Written instruction:
Isolate every line in the records below with "刷新规格项目表" in it.

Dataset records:
==============================

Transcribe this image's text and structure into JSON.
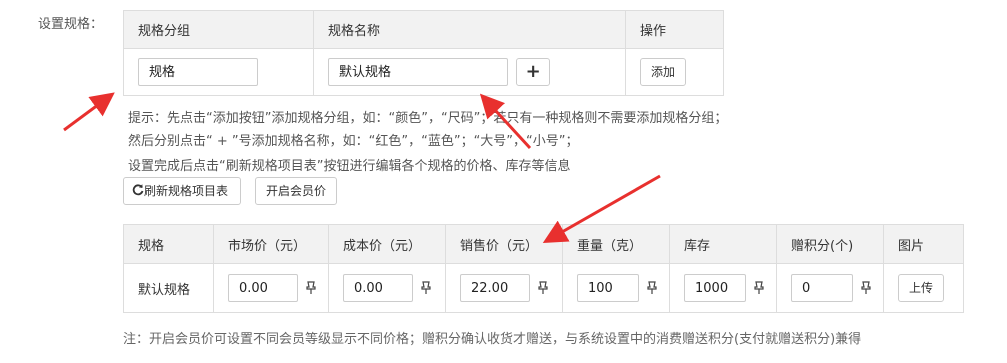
{
  "form": {
    "label": "设置规格："
  },
  "spec_table": {
    "headers": [
      "规格分组",
      "规格名称",
      "操作"
    ],
    "group_value": "规格",
    "name_value": "默认规格",
    "plus_symbol": "+",
    "add_button": "添加"
  },
  "hints": [
    "提示：先点击“添加按钮”添加规格分组，如：“颜色”，“尺码”；若只有一种规格则不需要添加规格分组；",
    "然后分别点击“ + ”号添加规格名称，如：“红色”，“蓝色”；“大号”，“小号”；",
    "设置完成后点击“刷新规格项目表”按钮进行编辑各个规格的价格、库存等信息"
  ],
  "buttons": {
    "refresh": "刷新规格项目表",
    "member_price": "开启会员价"
  },
  "price_table": {
    "headers": [
      "规格",
      "市场价（元）",
      "成本价（元）",
      "销售价（元）",
      "重量（克）",
      "库存",
      "赠积分(个)",
      "图片"
    ],
    "row": {
      "spec": "默认规格",
      "market_price": "0.00",
      "cost_price": "0.00",
      "sale_price": "22.00",
      "weight": "100",
      "stock": "1000",
      "points": "0",
      "upload": "上传"
    }
  },
  "note": "注：开启会员价可设置不同会员等级显示不同价格；赠积分确认收货才赠送，与系统设置中的消费赠送积分(支付就赠送积分)兼得",
  "colors": {
    "arrow": "#e8302e",
    "header_bg": "#f2f2f2",
    "border": "#dddddd"
  }
}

==============================

Output of the task:
    "设置完成后点击“刷新规格项目表”按钮进行编辑各个规格的价格、库存等信息"
    "refresh": "刷新规格项目表",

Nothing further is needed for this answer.